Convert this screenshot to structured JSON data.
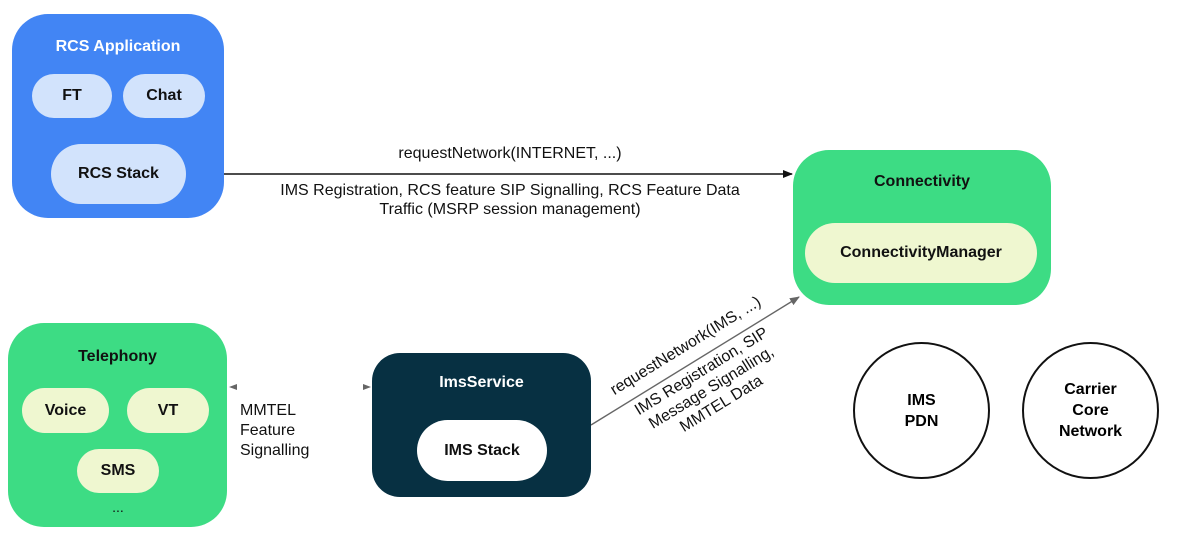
{
  "diagram": {
    "colors": {
      "rcs_box": "#4285f4",
      "rcs_pill": "#d2e3fc",
      "green_box": "#3ddc84",
      "green_pill": "#eff7d0",
      "ims_box": "#073042",
      "ims_pill": "#ffffff",
      "arrow_dark": "#111111",
      "arrow_gray": "#666666"
    },
    "rcs_application": {
      "title": "RCS Application",
      "components": [
        "FT",
        "Chat"
      ],
      "stack": "RCS Stack"
    },
    "telephony": {
      "title": "Telephony",
      "components": [
        "Voice",
        "VT",
        "SMS"
      ],
      "more": "..."
    },
    "ims_service": {
      "title": "ImsService",
      "stack": "IMS Stack"
    },
    "connectivity": {
      "title": "Connectivity",
      "manager": "ConnectivityManager"
    },
    "networks": {
      "ims_pdn": [
        "IMS",
        "PDN"
      ],
      "carrier_core": [
        "Carrier",
        "Core",
        "Network"
      ]
    },
    "edges": {
      "rcs_to_connectivity": {
        "top_label": "requestNetwork(INTERNET, ...)",
        "bottom_label": [
          "IMS Registration, RCS feature SIP Signalling, RCS Feature Data",
          "Traffic (MSRP session management)"
        ]
      },
      "telephony_ims": {
        "label": [
          "MMTEL",
          "Feature",
          "Signalling"
        ]
      },
      "ims_to_connectivity": {
        "top_label": "requestNetwork(IMS, ...)",
        "bottom_label": [
          "IMS Registration, SIP",
          "Message Signalling,",
          "MMTEL Data"
        ]
      }
    }
  }
}
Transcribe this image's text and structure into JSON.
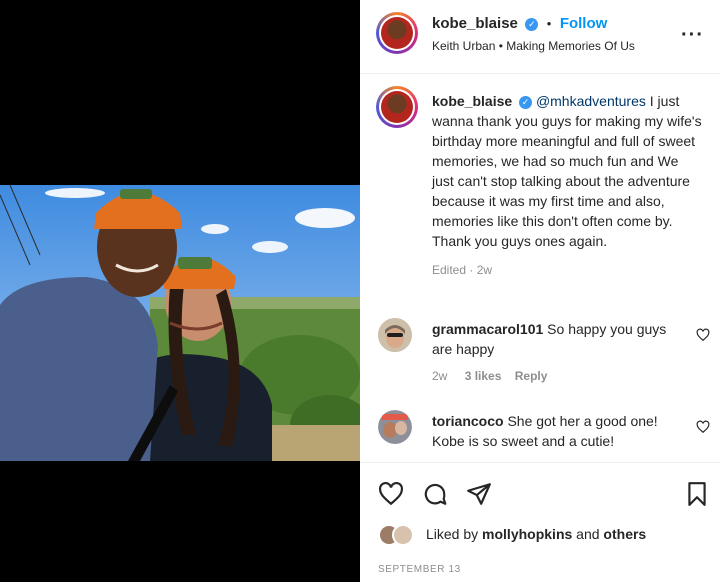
{
  "post": {
    "author": "kobe_blaise",
    "follow_label": "Follow",
    "audio_subtitle": "Keith Urban • Making Memories Of Us",
    "caption_mention": "@mhkadventures",
    "caption_text": " I just wanna thank you guys for making my wife's birthday more meaningful and full of sweet memories, we had so much fun and We just can't stop talking about the adventure because it was my first time and also, memories like this don't often come by. Thank you guys ones again.",
    "caption_meta": "Edited · 2w"
  },
  "comments": [
    {
      "user": "grammacarol101",
      "text": " So happy you guys are happy",
      "age": "2w",
      "likes": "3 likes",
      "reply": "Reply"
    },
    {
      "user": "toriancoco",
      "text": " She got her a good one! Kobe is so sweet and a cutie!"
    }
  ],
  "footer": {
    "liked_prefix": "Liked by ",
    "liked_user": "mollyhopkins",
    "liked_and": " and ",
    "liked_others": "others",
    "date": "SEPTEMBER 13"
  },
  "colors": {
    "accent": "#0095f6",
    "verified": "#3897f0",
    "helmet": "#e2701f"
  },
  "icons": [
    "more-options-icon",
    "verified-icon",
    "heart-icon",
    "comment-icon",
    "share-icon",
    "bookmark-icon"
  ]
}
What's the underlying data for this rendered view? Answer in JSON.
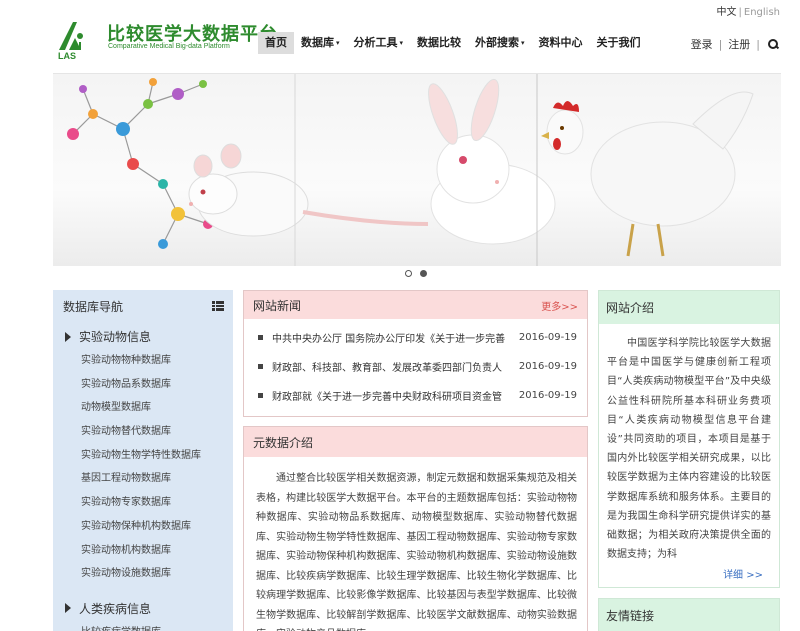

■ Problem to work on: All records above are to be printed exactly, minus the pictures they contain.

■ Response to this exercise:
Convert this screenshot to structured JSON data.
{
  "diagram": {
    "colors": {
      "rcs_box": "#4285f4",
      "rcs_pill": "#d2e3fc",
      "green_box": "#3ddc84",
      "green_pill": "#eff7d0",
      "ims_box": "#073042",
      "ims_pill": "#ffffff",
      "arrow_dark": "#111111",
      "arrow_gray": "#666666"
    },
    "rcs_application": {
      "title": "RCS Application",
      "components": [
        "FT",
        "Chat"
      ],
      "stack": "RCS Stack"
    },
    "telephony": {
      "title": "Telephony",
      "components": [
        "Voice",
        "VT",
        "SMS"
      ],
      "more": "..."
    },
    "ims_service": {
      "title": "ImsService",
      "stack": "IMS Stack"
    },
    "connectivity": {
      "title": "Connectivity",
      "manager": "ConnectivityManager"
    },
    "networks": {
      "ims_pdn": [
        "IMS",
        "PDN"
      ],
      "carrier_core": [
        "Carrier",
        "Core",
        "Network"
      ]
    },
    "edges": {
      "rcs_to_connectivity": {
        "top_label": "requestNetwork(INTERNET, ...)",
        "bottom_label": [
          "IMS Registration, RCS feature SIP Signalling, RCS Feature Data",
          "Traffic (MSRP session management)"
        ]
      },
      "telephony_ims": {
        "label": [
          "MMTEL",
          "Feature",
          "Signalling"
        ]
      },
      "ims_to_connectivity": {
        "top_label": "requestNetwork(IMS, ...)",
        "bottom_label": [
          "IMS Registration, SIP",
          "Message Signalling,",
          "MMTEL Data"
        ]
      }
    }
  }
}
Transcribe this image's text and structure into JSON.
{
  "post": {
    "author": "kobe_blaise",
    "follow_label": "Follow",
    "audio_subtitle": "Keith Urban • Making Memories Of Us",
    "caption_mention": "@mhkadventures",
    "caption_text": " I just wanna thank you guys for making my wife's birthday more meaningful and full of sweet memories, we had so much fun and We just can't stop talking about the adventure because it was my first time and also, memories like this don't often come by. Thank you guys ones again.",
    "caption_meta": "Edited · 2w"
  },
  "comments": [
    {
      "user": "grammacarol101",
      "text": " So happy you guys are happy",
      "age": "2w",
      "likes": "3 likes",
      "reply": "Reply"
    },
    {
      "user": "toriancoco",
      "text": " She got her a good one! Kobe is so sweet and a cutie!"
    }
  ],
  "footer": {
    "liked_prefix": "Liked by ",
    "liked_user": "mollyhopkins",
    "liked_and": " and ",
    "liked_others": "others",
    "date": "SEPTEMBER 13"
  },
  "colors": {
    "accent": "#0095f6",
    "verified": "#3897f0",
    "helmet": "#e2701f"
  },
  "icons": [
    "more-options-icon",
    "verified-icon",
    "heart-icon",
    "comment-icon",
    "share-icon",
    "bookmark-icon"
  ]
}
What's the underlying data for this rendered view? Answer in JSON.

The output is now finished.